*Exercise objective*. Repeat the whole listing exactly as written.

*Data shown*.
# # # #

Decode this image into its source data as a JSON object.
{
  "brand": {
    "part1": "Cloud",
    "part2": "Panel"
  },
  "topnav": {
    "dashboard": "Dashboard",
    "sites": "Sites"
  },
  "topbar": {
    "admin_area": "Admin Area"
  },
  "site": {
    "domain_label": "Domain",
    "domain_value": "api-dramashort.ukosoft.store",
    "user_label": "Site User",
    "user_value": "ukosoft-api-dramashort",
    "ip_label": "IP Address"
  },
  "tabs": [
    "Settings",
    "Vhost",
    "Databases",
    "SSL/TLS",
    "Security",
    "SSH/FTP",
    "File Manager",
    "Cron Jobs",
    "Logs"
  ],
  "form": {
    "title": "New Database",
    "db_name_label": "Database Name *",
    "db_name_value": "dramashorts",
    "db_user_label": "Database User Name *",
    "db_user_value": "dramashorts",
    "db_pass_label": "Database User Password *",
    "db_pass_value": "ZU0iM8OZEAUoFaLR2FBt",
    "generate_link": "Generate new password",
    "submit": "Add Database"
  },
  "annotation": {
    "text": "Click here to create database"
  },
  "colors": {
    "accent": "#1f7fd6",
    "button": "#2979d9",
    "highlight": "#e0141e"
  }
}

# # # #

*Response to this task*.
Decode this image into its source data as a JSON object.
{
  "brand": {
    "part1": "Cloud",
    "part2": "Panel"
  },
  "topnav": {
    "dashboard": "Dashboard",
    "sites": "Sites"
  },
  "topbar": {
    "admin_area": "Admin Area"
  },
  "site": {
    "domain_label": "Domain",
    "domain_value": "api-dramashort.ukosoft.store",
    "user_label": "Site User",
    "user_value": "ukosoft-api-dramashort",
    "ip_label": "IP Address"
  },
  "tabs": [
    "Settings",
    "Vhost",
    "Databases",
    "SSL/TLS",
    "Security",
    "SSH/FTP",
    "File Manager",
    "Cron Jobs",
    "Logs"
  ],
  "form": {
    "title": "New Database",
    "db_name_label": "Database Name *",
    "db_name_value": "dramashorts",
    "db_user_label": "Database User Name *",
    "db_user_value": "dramashorts",
    "db_pass_label": "Database User Password *",
    "db_pass_value": "ZU0iM8OZEAUoFaLR2FBt",
    "generate_link": "Generate new password",
    "submit": "Add Database"
  },
  "annotation": {
    "text": "Click here to create database"
  },
  "colors": {
    "accent": "#1f7fd6",
    "button": "#2979d9",
    "highlight": "#e0141e"
  }
}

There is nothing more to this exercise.